For the records that follow, return only the count of lines containing the string "ідеації".
################
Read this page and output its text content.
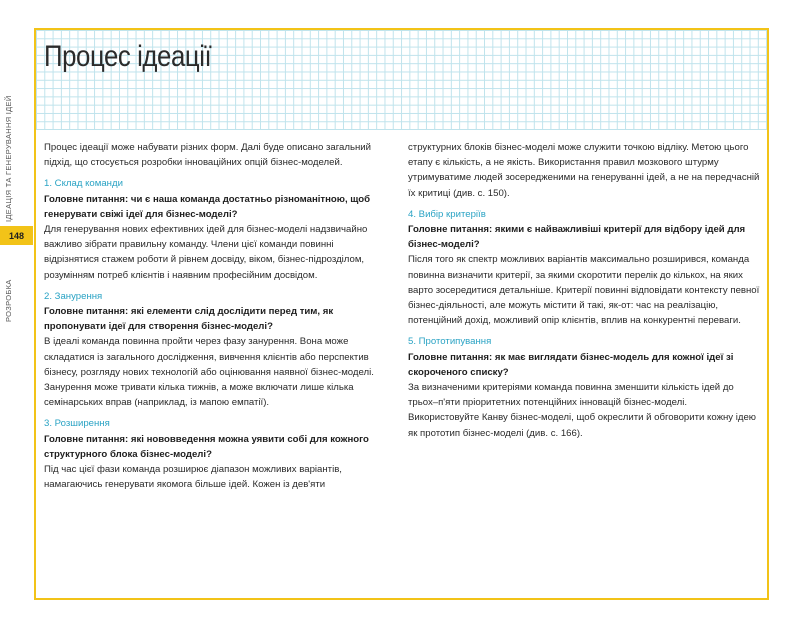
Процес ідеації
ІДЕАЦІЯ ТА ГЕНЕРУВАННЯ ІДЕЙ
148
РОЗРОБКА

Процес ідеації може набувати різних форм. Далі буде описано загальний підхід, що стосується розробки інноваційних опцій бізнес-моделей.

1. Склад команди

Головне питання: чи є наша команда достатньо різноманітною, щоб генерувати свіжі ідеї для бізнес-моделі?

Для генерування нових ефективних ідей для бізнес-моделі надзвичайно важливо зібрати правильну команду. Члени цієї команди повинні відрізнятися стажем роботи й рівнем досвіду, віком, бізнес-підрозділом, розумінням потреб клієнтів і наявним професійним досвідом.

2. Занурення

Головне питання: які елементи слід дослідити перед тим, як пропонувати ідеї для створення бізнес-моделі?

В ідеалі команда повинна пройти через фазу занурення. Вона може складатися із загального дослідження, вивчення клієнтів або перспектив бізнесу, розгляду нових технологій або оцінювання наявної бізнес-моделі. Занурення може тривати кілька тижнів, а може включати лише кілька семінарських вправ (наприклад, із мапою емпатії).

3. Розширення

Головне питання: які нововведення можна уявити собі для кожного структурного блока бізнес-моделі?

Під час цієї фази команда розширює діапазон можливих варіантів, намагаючись генерувати якомога більше ідей. Кожен із дев'яти

структурних блоків бізнес-моделі може служити точкою відліку. Метою цього етапу є кількість, а не якість. Використання правил мозкового штурму утримуватиме людей зосередженими на генеруванні ідей, а не на передчасній їх критиці (див. с. 150).

4. Вибір критеріїв

Головне питання: якими є найважливіші критерії для відбору ідей для бізнес-моделі?

Після того як спектр можливих варіантів максимально розширився, команда повинна визначити критерії, за якими скоротити перелік до кількох, на яких варто зосередитися детальніше. Критерії повинні відповідати контексту певної бізнес-діяльності, але можуть містити й такі, як-от: час на реалізацію, потенційний дохід, можливий опір клієнтів, вплив на конкурентні переваги.

5. Прототипування

Головне питання: як має виглядати бізнес-модель для кожної ідеї зі скороченого списку?

За визначеними критеріями команда повинна зменшити кількість ідей до трьох–п'яти пріоритетних потенційних інновацій бізнес-моделі. Використовуйте Канву бізнес-моделі, щоб окреслити й обговорити кожну ідею як прототип бізнес-моделі (див. с. 166).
################
(PROBLEM SOLUTION):
2